Instruction: Restate, word for word, every line of the data.

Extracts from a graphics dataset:
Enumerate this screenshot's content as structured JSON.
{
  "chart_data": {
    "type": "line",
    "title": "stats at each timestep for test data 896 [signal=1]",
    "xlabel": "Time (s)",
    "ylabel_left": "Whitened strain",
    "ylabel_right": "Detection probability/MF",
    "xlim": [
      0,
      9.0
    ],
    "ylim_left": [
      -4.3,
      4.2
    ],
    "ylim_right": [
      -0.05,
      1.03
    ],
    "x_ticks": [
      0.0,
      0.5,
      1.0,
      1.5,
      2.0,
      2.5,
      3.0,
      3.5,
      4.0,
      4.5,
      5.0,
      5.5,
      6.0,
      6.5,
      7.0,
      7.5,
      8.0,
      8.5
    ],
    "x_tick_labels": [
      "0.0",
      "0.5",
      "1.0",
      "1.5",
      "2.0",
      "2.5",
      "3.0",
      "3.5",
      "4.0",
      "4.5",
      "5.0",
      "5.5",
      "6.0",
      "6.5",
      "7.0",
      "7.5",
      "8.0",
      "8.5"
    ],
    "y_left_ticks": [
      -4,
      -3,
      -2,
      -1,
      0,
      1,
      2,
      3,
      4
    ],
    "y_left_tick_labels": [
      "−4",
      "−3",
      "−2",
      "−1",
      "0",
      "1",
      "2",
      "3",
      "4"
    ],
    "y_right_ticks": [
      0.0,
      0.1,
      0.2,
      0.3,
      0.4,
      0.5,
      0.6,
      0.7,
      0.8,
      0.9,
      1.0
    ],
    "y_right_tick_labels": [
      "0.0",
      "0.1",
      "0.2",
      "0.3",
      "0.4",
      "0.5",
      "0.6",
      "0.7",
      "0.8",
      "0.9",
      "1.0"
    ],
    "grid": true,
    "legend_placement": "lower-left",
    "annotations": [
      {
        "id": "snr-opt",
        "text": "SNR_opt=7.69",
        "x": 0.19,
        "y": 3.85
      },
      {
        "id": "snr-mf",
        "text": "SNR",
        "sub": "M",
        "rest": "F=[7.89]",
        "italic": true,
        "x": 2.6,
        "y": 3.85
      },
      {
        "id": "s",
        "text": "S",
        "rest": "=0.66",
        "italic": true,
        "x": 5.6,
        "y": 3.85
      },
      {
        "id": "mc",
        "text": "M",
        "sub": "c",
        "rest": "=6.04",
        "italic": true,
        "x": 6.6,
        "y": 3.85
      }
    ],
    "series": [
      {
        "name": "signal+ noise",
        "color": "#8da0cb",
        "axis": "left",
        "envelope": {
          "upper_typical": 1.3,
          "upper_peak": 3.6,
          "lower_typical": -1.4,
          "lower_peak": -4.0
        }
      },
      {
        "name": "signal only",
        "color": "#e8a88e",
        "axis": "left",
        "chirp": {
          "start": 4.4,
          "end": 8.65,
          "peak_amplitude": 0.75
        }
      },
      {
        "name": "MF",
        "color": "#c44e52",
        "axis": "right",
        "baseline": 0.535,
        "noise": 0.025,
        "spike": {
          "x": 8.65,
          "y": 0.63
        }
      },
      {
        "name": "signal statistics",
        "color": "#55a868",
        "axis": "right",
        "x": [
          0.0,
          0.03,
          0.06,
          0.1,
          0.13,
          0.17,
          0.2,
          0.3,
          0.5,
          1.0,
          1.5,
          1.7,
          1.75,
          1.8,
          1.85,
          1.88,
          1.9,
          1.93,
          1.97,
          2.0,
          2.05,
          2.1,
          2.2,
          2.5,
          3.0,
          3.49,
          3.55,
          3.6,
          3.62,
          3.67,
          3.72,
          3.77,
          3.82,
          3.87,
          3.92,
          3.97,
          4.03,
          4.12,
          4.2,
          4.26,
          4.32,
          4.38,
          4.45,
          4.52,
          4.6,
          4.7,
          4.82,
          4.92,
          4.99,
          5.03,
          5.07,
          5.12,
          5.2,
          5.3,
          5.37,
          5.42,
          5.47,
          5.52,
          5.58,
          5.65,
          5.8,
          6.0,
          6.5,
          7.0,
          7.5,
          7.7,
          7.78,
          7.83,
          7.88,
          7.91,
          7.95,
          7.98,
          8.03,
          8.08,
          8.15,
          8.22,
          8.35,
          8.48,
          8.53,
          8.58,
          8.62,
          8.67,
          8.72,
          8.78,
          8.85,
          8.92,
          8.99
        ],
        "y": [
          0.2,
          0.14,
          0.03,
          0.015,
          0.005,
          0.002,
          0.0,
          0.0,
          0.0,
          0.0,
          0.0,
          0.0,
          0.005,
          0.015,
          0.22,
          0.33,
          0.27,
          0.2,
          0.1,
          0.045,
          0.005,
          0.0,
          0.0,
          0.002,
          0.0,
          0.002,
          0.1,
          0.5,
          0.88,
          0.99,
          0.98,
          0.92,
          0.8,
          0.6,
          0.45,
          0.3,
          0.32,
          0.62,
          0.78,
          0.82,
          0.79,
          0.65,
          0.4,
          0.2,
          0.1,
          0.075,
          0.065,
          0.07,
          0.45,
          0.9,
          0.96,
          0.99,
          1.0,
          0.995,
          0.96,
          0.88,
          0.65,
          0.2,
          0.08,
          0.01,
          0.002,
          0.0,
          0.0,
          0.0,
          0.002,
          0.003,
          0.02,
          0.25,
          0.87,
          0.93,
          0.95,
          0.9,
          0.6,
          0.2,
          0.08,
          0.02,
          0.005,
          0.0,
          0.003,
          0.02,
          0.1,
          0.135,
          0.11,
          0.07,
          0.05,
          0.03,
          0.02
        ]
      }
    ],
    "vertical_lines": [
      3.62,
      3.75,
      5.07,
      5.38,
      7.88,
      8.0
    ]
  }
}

Right answer:
Enumerate this screenshot's content as structured JSON.
{
  "chart_data": {
    "type": "line",
    "title": "stats at each timestep for test data 896 [signal=1]",
    "xlabel": "Time (s)",
    "ylabel_left": "Whitened strain",
    "ylabel_right": "Detection probability/MF",
    "xlim": [
      0,
      9.0
    ],
    "ylim_left": [
      -4.3,
      4.2
    ],
    "ylim_right": [
      -0.05,
      1.03
    ],
    "x_ticks": [
      0.0,
      0.5,
      1.0,
      1.5,
      2.0,
      2.5,
      3.0,
      3.5,
      4.0,
      4.5,
      5.0,
      5.5,
      6.0,
      6.5,
      7.0,
      7.5,
      8.0,
      8.5
    ],
    "x_tick_labels": [
      "0.0",
      "0.5",
      "1.0",
      "1.5",
      "2.0",
      "2.5",
      "3.0",
      "3.5",
      "4.0",
      "4.5",
      "5.0",
      "5.5",
      "6.0",
      "6.5",
      "7.0",
      "7.5",
      "8.0",
      "8.5"
    ],
    "y_left_ticks": [
      -4,
      -3,
      -2,
      -1,
      0,
      1,
      2,
      3,
      4
    ],
    "y_left_tick_labels": [
      "−4",
      "−3",
      "−2",
      "−1",
      "0",
      "1",
      "2",
      "3",
      "4"
    ],
    "y_right_ticks": [
      0.0,
      0.1,
      0.2,
      0.3,
      0.4,
      0.5,
      0.6,
      0.7,
      0.8,
      0.9,
      1.0
    ],
    "y_right_tick_labels": [
      "0.0",
      "0.1",
      "0.2",
      "0.3",
      "0.4",
      "0.5",
      "0.6",
      "0.7",
      "0.8",
      "0.9",
      "1.0"
    ],
    "grid": true,
    "legend_placement": "lower-left",
    "annotations": [
      {
        "id": "snr-opt",
        "text": "SNR_opt=7.69",
        "x": 0.19,
        "y": 3.85
      },
      {
        "id": "snr-mf",
        "text": "SNR",
        "sub": "M",
        "rest": "F=[7.89]",
        "italic": true,
        "x": 2.6,
        "y": 3.85
      },
      {
        "id": "s",
        "text": "S",
        "rest": "=0.66",
        "italic": true,
        "x": 5.6,
        "y": 3.85
      },
      {
        "id": "mc",
        "text": "M",
        "sub": "c",
        "rest": "=6.04",
        "italic": true,
        "x": 6.6,
        "y": 3.85
      }
    ],
    "series": [
      {
        "name": "signal+ noise",
        "color": "#8da0cb",
        "axis": "left",
        "envelope": {
          "upper_typical": 1.3,
          "upper_peak": 3.6,
          "lower_typical": -1.4,
          "lower_peak": -4.0
        }
      },
      {
        "name": "signal only",
        "color": "#e8a88e",
        "axis": "left",
        "chirp": {
          "start": 4.4,
          "end": 8.65,
          "peak_amplitude": 0.75
        }
      },
      {
        "name": "MF",
        "color": "#c44e52",
        "axis": "right",
        "baseline": 0.535,
        "noise": 0.025,
        "spike": {
          "x": 8.65,
          "y": 0.63
        }
      },
      {
        "name": "signal statistics",
        "color": "#55a868",
        "axis": "right",
        "x": [
          0.0,
          0.03,
          0.06,
          0.1,
          0.13,
          0.17,
          0.2,
          0.3,
          0.5,
          1.0,
          1.5,
          1.7,
          1.75,
          1.8,
          1.85,
          1.88,
          1.9,
          1.93,
          1.97,
          2.0,
          2.05,
          2.1,
          2.2,
          2.5,
          3.0,
          3.49,
          3.55,
          3.6,
          3.62,
          3.67,
          3.72,
          3.77,
          3.82,
          3.87,
          3.92,
          3.97,
          4.03,
          4.12,
          4.2,
          4.26,
          4.32,
          4.38,
          4.45,
          4.52,
          4.6,
          4.7,
          4.82,
          4.92,
          4.99,
          5.03,
          5.07,
          5.12,
          5.2,
          5.3,
          5.37,
          5.42,
          5.47,
          5.52,
          5.58,
          5.65,
          5.8,
          6.0,
          6.5,
          7.0,
          7.5,
          7.7,
          7.78,
          7.83,
          7.88,
          7.91,
          7.95,
          7.98,
          8.03,
          8.08,
          8.15,
          8.22,
          8.35,
          8.48,
          8.53,
          8.58,
          8.62,
          8.67,
          8.72,
          8.78,
          8.85,
          8.92,
          8.99
        ],
        "y": [
          0.2,
          0.14,
          0.03,
          0.015,
          0.005,
          0.002,
          0.0,
          0.0,
          0.0,
          0.0,
          0.0,
          0.0,
          0.005,
          0.015,
          0.22,
          0.33,
          0.27,
          0.2,
          0.1,
          0.045,
          0.005,
          0.0,
          0.0,
          0.002,
          0.0,
          0.002,
          0.1,
          0.5,
          0.88,
          0.99,
          0.98,
          0.92,
          0.8,
          0.6,
          0.45,
          0.3,
          0.32,
          0.62,
          0.78,
          0.82,
          0.79,
          0.65,
          0.4,
          0.2,
          0.1,
          0.075,
          0.065,
          0.07,
          0.45,
          0.9,
          0.96,
          0.99,
          1.0,
          0.995,
          0.96,
          0.88,
          0.65,
          0.2,
          0.08,
          0.01,
          0.002,
          0.0,
          0.0,
          0.0,
          0.002,
          0.003,
          0.02,
          0.25,
          0.87,
          0.93,
          0.95,
          0.9,
          0.6,
          0.2,
          0.08,
          0.02,
          0.005,
          0.0,
          0.003,
          0.02,
          0.1,
          0.135,
          0.11,
          0.07,
          0.05,
          0.03,
          0.02
        ]
      }
    ],
    "vertical_lines": [
      3.62,
      3.75,
      5.07,
      5.38,
      7.88,
      8.0
    ]
  }
}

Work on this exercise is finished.